* [Data tied to figure images]:
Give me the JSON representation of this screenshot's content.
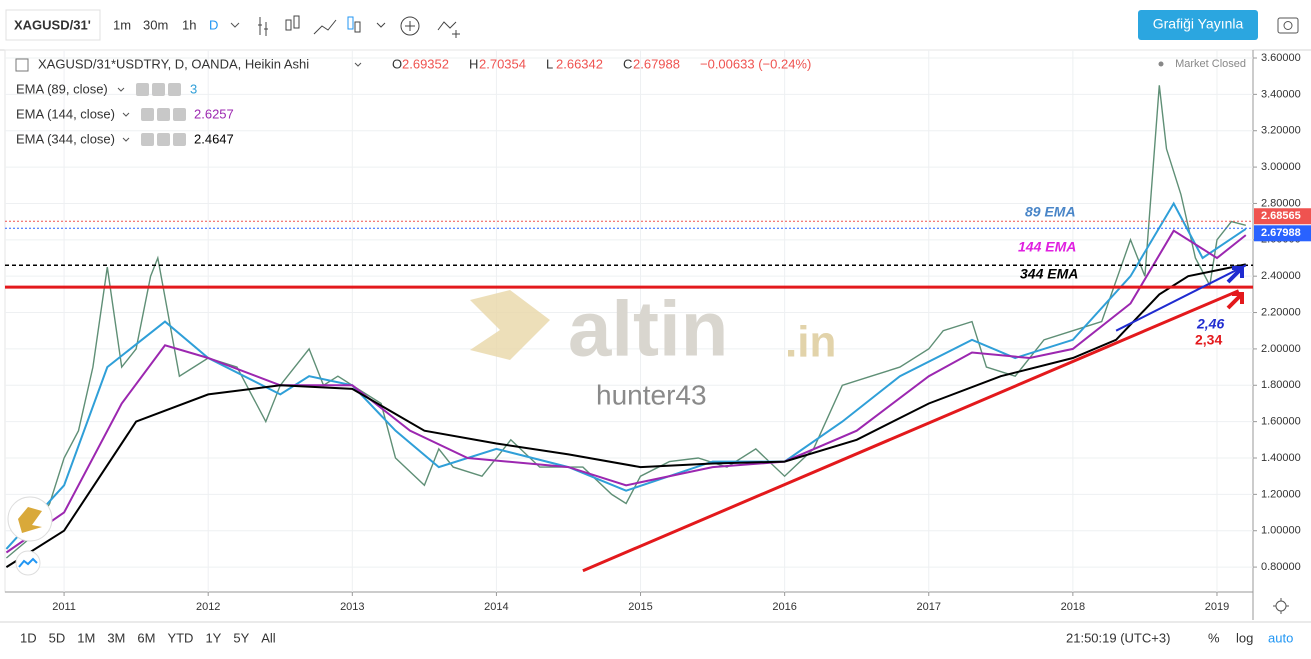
{
  "toolbar": {
    "symbol": "XAGUSD/31'",
    "intervals": [
      "1m",
      "30m",
      "1h",
      "D"
    ],
    "publish": "Grafiği Yayınla"
  },
  "legend": {
    "ohlc": [
      {
        "label": "O",
        "value": "2.69352"
      },
      {
        "label": "H",
        "value": "2.70354"
      },
      {
        "label": "L",
        "value": "2.66342"
      },
      {
        "label": "C",
        "value": "2.67988"
      }
    ],
    "change": "−0.00633 (−0.24%)",
    "indicator_values": [
      "3",
      "2.6257",
      "2.4647"
    ]
  },
  "market_status": "Market Closed",
  "chart_data": {
    "type": "line",
    "xlim": [
      2010.59,
      2019.25
    ],
    "ylim": [
      0.663,
      3.644
    ],
    "xticks": [
      2011,
      2012,
      2013,
      2014,
      2015,
      2016,
      2017,
      2018,
      2019
    ],
    "yticks": [
      {
        "value": 0.8,
        "label": "0.80000"
      },
      {
        "value": 1.0,
        "label": "1.00000"
      },
      {
        "value": 1.2,
        "label": "1.20000"
      },
      {
        "value": 1.4,
        "label": "1.40000"
      },
      {
        "value": 1.6,
        "label": "1.60000"
      },
      {
        "value": 1.8,
        "label": "1.80000"
      },
      {
        "value": 2.0,
        "label": "2.00000"
      },
      {
        "value": 2.2,
        "label": "2.20000"
      },
      {
        "value": 2.4,
        "label": "2.40000"
      },
      {
        "value": 2.6,
        "label": "2.60000"
      },
      {
        "value": 2.8,
        "label": "2.80000"
      },
      {
        "value": 3.0,
        "label": "3.00000"
      },
      {
        "value": 3.2,
        "label": "3.20000"
      },
      {
        "value": 3.4,
        "label": "3.40000"
      },
      {
        "value": 3.6,
        "label": "3.60000"
      }
    ],
    "grid": true,
    "series": [
      {
        "name": "XAGUSD/31*USDTRY, D, OANDA, Heikin Ashi",
        "color": "#5f8f76",
        "x": [
          2010.6,
          2010.75,
          2010.9,
          2011.0,
          2011.1,
          2011.2,
          2011.3,
          2011.4,
          2011.5,
          2011.6,
          2011.65,
          2011.72,
          2011.8,
          2011.9,
          2012.0,
          2012.2,
          2012.3,
          2012.4,
          2012.5,
          2012.7,
          2012.8,
          2012.9,
          2013.0,
          2013.2,
          2013.3,
          2013.5,
          2013.6,
          2013.7,
          2013.9,
          2014.1,
          2014.3,
          2014.5,
          2014.6,
          2014.8,
          2014.9,
          2015.0,
          2015.2,
          2015.4,
          2015.6,
          2015.8,
          2016.0,
          2016.2,
          2016.4,
          2016.6,
          2016.8,
          2017.0,
          2017.1,
          2017.3,
          2017.4,
          2017.6,
          2017.8,
          2018.0,
          2018.2,
          2018.4,
          2018.5,
          2018.6,
          2018.65,
          2018.75,
          2018.85,
          2018.95,
          2019.0,
          2019.1,
          2019.2
        ],
        "values": [
          0.85,
          0.95,
          1.15,
          1.4,
          1.55,
          1.9,
          2.45,
          1.9,
          2.0,
          2.4,
          2.5,
          2.2,
          1.85,
          1.9,
          1.95,
          1.9,
          1.75,
          1.6,
          1.8,
          2.0,
          1.8,
          1.85,
          1.8,
          1.7,
          1.4,
          1.25,
          1.45,
          1.35,
          1.3,
          1.5,
          1.35,
          1.35,
          1.35,
          1.2,
          1.15,
          1.3,
          1.38,
          1.4,
          1.35,
          1.45,
          1.3,
          1.45,
          1.8,
          1.85,
          1.9,
          2.0,
          2.1,
          2.15,
          1.9,
          1.85,
          2.05,
          2.1,
          2.15,
          2.6,
          2.4,
          3.45,
          3.1,
          2.85,
          2.5,
          2.35,
          2.6,
          2.7,
          2.68
        ]
      },
      {
        "name": "EMA (89, close)",
        "color": "#2f9fd8",
        "x": [
          2010.6,
          2011.0,
          2011.3,
          2011.7,
          2012.0,
          2012.5,
          2012.7,
          2013.0,
          2013.3,
          2013.6,
          2014.0,
          2014.5,
          2014.9,
          2015.5,
          2016.0,
          2016.4,
          2016.8,
          2017.3,
          2017.6,
          2018.0,
          2018.4,
          2018.7,
          2018.9,
          2019.2
        ],
        "values": [
          0.9,
          1.25,
          1.9,
          2.15,
          1.95,
          1.75,
          1.85,
          1.8,
          1.55,
          1.35,
          1.45,
          1.35,
          1.22,
          1.38,
          1.38,
          1.6,
          1.85,
          2.05,
          1.95,
          2.05,
          2.4,
          2.8,
          2.5,
          2.66
        ]
      },
      {
        "name": "EMA (144, close)",
        "color": "#9c27b0",
        "x": [
          2010.6,
          2011.0,
          2011.4,
          2011.7,
          2012.0,
          2012.5,
          2013.0,
          2013.4,
          2013.8,
          2014.5,
          2014.9,
          2015.5,
          2016.0,
          2016.5,
          2017.0,
          2017.3,
          2017.7,
          2018.0,
          2018.4,
          2018.7,
          2019.0,
          2019.2
        ],
        "values": [
          0.88,
          1.1,
          1.7,
          2.02,
          1.95,
          1.8,
          1.8,
          1.55,
          1.4,
          1.35,
          1.25,
          1.35,
          1.38,
          1.55,
          1.85,
          1.98,
          1.95,
          2.0,
          2.25,
          2.65,
          2.5,
          2.6257
        ]
      },
      {
        "name": "EMA (344, close)",
        "color": "#000000",
        "x": [
          2010.6,
          2011.0,
          2011.5,
          2012.0,
          2012.5,
          2013.0,
          2013.5,
          2014.0,
          2014.5,
          2015.0,
          2015.5,
          2016.0,
          2016.5,
          2017.0,
          2017.5,
          2018.0,
          2018.3,
          2018.6,
          2018.8,
          2019.2
        ],
        "values": [
          0.8,
          1.0,
          1.6,
          1.75,
          1.8,
          1.78,
          1.55,
          1.48,
          1.42,
          1.35,
          1.37,
          1.38,
          1.5,
          1.7,
          1.85,
          1.95,
          2.05,
          2.3,
          2.4,
          2.4647
        ]
      }
    ],
    "levels": [
      {
        "value": 2.46,
        "color": "#000000"
      },
      {
        "value": 2.34,
        "color": "#e3191c"
      }
    ],
    "trendlines": [
      {
        "color": "#e3191c",
        "x": [
          2014.6,
          2019.15
        ],
        "values": [
          0.78,
          2.32
        ]
      },
      {
        "color": "#1f2bd0",
        "x": [
          2018.3,
          2019.2
        ],
        "values": [
          2.1,
          2.46
        ]
      }
    ],
    "price_tags": [
      {
        "value": 2.68565,
        "color": "#ef5350"
      },
      {
        "value": 2.67988,
        "color": "#2962ff"
      }
    ],
    "annotations": [
      "89 EMA",
      "144 EMA",
      "344 EMA",
      "2,46",
      "2,34"
    ],
    "watermark": [
      "altin",
      ".in",
      "hunter43"
    ]
  },
  "bottom_bar": {
    "ranges": [
      "1D",
      "5D",
      "1M",
      "3M",
      "6M",
      "YTD",
      "1Y",
      "5Y",
      "All"
    ],
    "clock": "21:50:19 (UTC+3)",
    "options": [
      "%",
      "log",
      "auto"
    ]
  }
}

* [WORK TO DO]:
Copy out each line exactly, without the pictures.

* [FINAL ANSWER]:
Give me the JSON representation of this screenshot's content.
{
  "toolbar": {
    "symbol": "XAGUSD/31'",
    "intervals": [
      "1m",
      "30m",
      "1h",
      "D"
    ],
    "publish": "Grafiği Yayınla"
  },
  "legend": {
    "ohlc": [
      {
        "label": "O",
        "value": "2.69352"
      },
      {
        "label": "H",
        "value": "2.70354"
      },
      {
        "label": "L",
        "value": "2.66342"
      },
      {
        "label": "C",
        "value": "2.67988"
      }
    ],
    "change": "−0.00633 (−0.24%)",
    "indicator_values": [
      "3",
      "2.6257",
      "2.4647"
    ]
  },
  "market_status": "Market Closed",
  "chart_data": {
    "type": "line",
    "xlim": [
      2010.59,
      2019.25
    ],
    "ylim": [
      0.663,
      3.644
    ],
    "xticks": [
      2011,
      2012,
      2013,
      2014,
      2015,
      2016,
      2017,
      2018,
      2019
    ],
    "yticks": [
      {
        "value": 0.8,
        "label": "0.80000"
      },
      {
        "value": 1.0,
        "label": "1.00000"
      },
      {
        "value": 1.2,
        "label": "1.20000"
      },
      {
        "value": 1.4,
        "label": "1.40000"
      },
      {
        "value": 1.6,
        "label": "1.60000"
      },
      {
        "value": 1.8,
        "label": "1.80000"
      },
      {
        "value": 2.0,
        "label": "2.00000"
      },
      {
        "value": 2.2,
        "label": "2.20000"
      },
      {
        "value": 2.4,
        "label": "2.40000"
      },
      {
        "value": 2.6,
        "label": "2.60000"
      },
      {
        "value": 2.8,
        "label": "2.80000"
      },
      {
        "value": 3.0,
        "label": "3.00000"
      },
      {
        "value": 3.2,
        "label": "3.20000"
      },
      {
        "value": 3.4,
        "label": "3.40000"
      },
      {
        "value": 3.6,
        "label": "3.60000"
      }
    ],
    "grid": true,
    "series": [
      {
        "name": "XAGUSD/31*USDTRY, D, OANDA, Heikin Ashi",
        "color": "#5f8f76",
        "x": [
          2010.6,
          2010.75,
          2010.9,
          2011.0,
          2011.1,
          2011.2,
          2011.3,
          2011.4,
          2011.5,
          2011.6,
          2011.65,
          2011.72,
          2011.8,
          2011.9,
          2012.0,
          2012.2,
          2012.3,
          2012.4,
          2012.5,
          2012.7,
          2012.8,
          2012.9,
          2013.0,
          2013.2,
          2013.3,
          2013.5,
          2013.6,
          2013.7,
          2013.9,
          2014.1,
          2014.3,
          2014.5,
          2014.6,
          2014.8,
          2014.9,
          2015.0,
          2015.2,
          2015.4,
          2015.6,
          2015.8,
          2016.0,
          2016.2,
          2016.4,
          2016.6,
          2016.8,
          2017.0,
          2017.1,
          2017.3,
          2017.4,
          2017.6,
          2017.8,
          2018.0,
          2018.2,
          2018.4,
          2018.5,
          2018.6,
          2018.65,
          2018.75,
          2018.85,
          2018.95,
          2019.0,
          2019.1,
          2019.2
        ],
        "values": [
          0.85,
          0.95,
          1.15,
          1.4,
          1.55,
          1.9,
          2.45,
          1.9,
          2.0,
          2.4,
          2.5,
          2.2,
          1.85,
          1.9,
          1.95,
          1.9,
          1.75,
          1.6,
          1.8,
          2.0,
          1.8,
          1.85,
          1.8,
          1.7,
          1.4,
          1.25,
          1.45,
          1.35,
          1.3,
          1.5,
          1.35,
          1.35,
          1.35,
          1.2,
          1.15,
          1.3,
          1.38,
          1.4,
          1.35,
          1.45,
          1.3,
          1.45,
          1.8,
          1.85,
          1.9,
          2.0,
          2.1,
          2.15,
          1.9,
          1.85,
          2.05,
          2.1,
          2.15,
          2.6,
          2.4,
          3.45,
          3.1,
          2.85,
          2.5,
          2.35,
          2.6,
          2.7,
          2.68
        ]
      },
      {
        "name": "EMA (89, close)",
        "color": "#2f9fd8",
        "x": [
          2010.6,
          2011.0,
          2011.3,
          2011.7,
          2012.0,
          2012.5,
          2012.7,
          2013.0,
          2013.3,
          2013.6,
          2014.0,
          2014.5,
          2014.9,
          2015.5,
          2016.0,
          2016.4,
          2016.8,
          2017.3,
          2017.6,
          2018.0,
          2018.4,
          2018.7,
          2018.9,
          2019.2
        ],
        "values": [
          0.9,
          1.25,
          1.9,
          2.15,
          1.95,
          1.75,
          1.85,
          1.8,
          1.55,
          1.35,
          1.45,
          1.35,
          1.22,
          1.38,
          1.38,
          1.6,
          1.85,
          2.05,
          1.95,
          2.05,
          2.4,
          2.8,
          2.5,
          2.66
        ]
      },
      {
        "name": "EMA (144, close)",
        "color": "#9c27b0",
        "x": [
          2010.6,
          2011.0,
          2011.4,
          2011.7,
          2012.0,
          2012.5,
          2013.0,
          2013.4,
          2013.8,
          2014.5,
          2014.9,
          2015.5,
          2016.0,
          2016.5,
          2017.0,
          2017.3,
          2017.7,
          2018.0,
          2018.4,
          2018.7,
          2019.0,
          2019.2
        ],
        "values": [
          0.88,
          1.1,
          1.7,
          2.02,
          1.95,
          1.8,
          1.8,
          1.55,
          1.4,
          1.35,
          1.25,
          1.35,
          1.38,
          1.55,
          1.85,
          1.98,
          1.95,
          2.0,
          2.25,
          2.65,
          2.5,
          2.6257
        ]
      },
      {
        "name": "EMA (344, close)",
        "color": "#000000",
        "x": [
          2010.6,
          2011.0,
          2011.5,
          2012.0,
          2012.5,
          2013.0,
          2013.5,
          2014.0,
          2014.5,
          2015.0,
          2015.5,
          2016.0,
          2016.5,
          2017.0,
          2017.5,
          2018.0,
          2018.3,
          2018.6,
          2018.8,
          2019.2
        ],
        "values": [
          0.8,
          1.0,
          1.6,
          1.75,
          1.8,
          1.78,
          1.55,
          1.48,
          1.42,
          1.35,
          1.37,
          1.38,
          1.5,
          1.7,
          1.85,
          1.95,
          2.05,
          2.3,
          2.4,
          2.4647
        ]
      }
    ],
    "levels": [
      {
        "value": 2.46,
        "color": "#000000"
      },
      {
        "value": 2.34,
        "color": "#e3191c"
      }
    ],
    "trendlines": [
      {
        "color": "#e3191c",
        "x": [
          2014.6,
          2019.15
        ],
        "values": [
          0.78,
          2.32
        ]
      },
      {
        "color": "#1f2bd0",
        "x": [
          2018.3,
          2019.2
        ],
        "values": [
          2.1,
          2.46
        ]
      }
    ],
    "price_tags": [
      {
        "value": 2.68565,
        "color": "#ef5350"
      },
      {
        "value": 2.67988,
        "color": "#2962ff"
      }
    ],
    "annotations": [
      "89 EMA",
      "144 EMA",
      "344 EMA",
      "2,46",
      "2,34"
    ],
    "watermark": [
      "altin",
      ".in",
      "hunter43"
    ]
  },
  "bottom_bar": {
    "ranges": [
      "1D",
      "5D",
      "1M",
      "3M",
      "6M",
      "YTD",
      "1Y",
      "5Y",
      "All"
    ],
    "clock": "21:50:19 (UTC+3)",
    "options": [
      "%",
      "log",
      "auto"
    ]
  }
}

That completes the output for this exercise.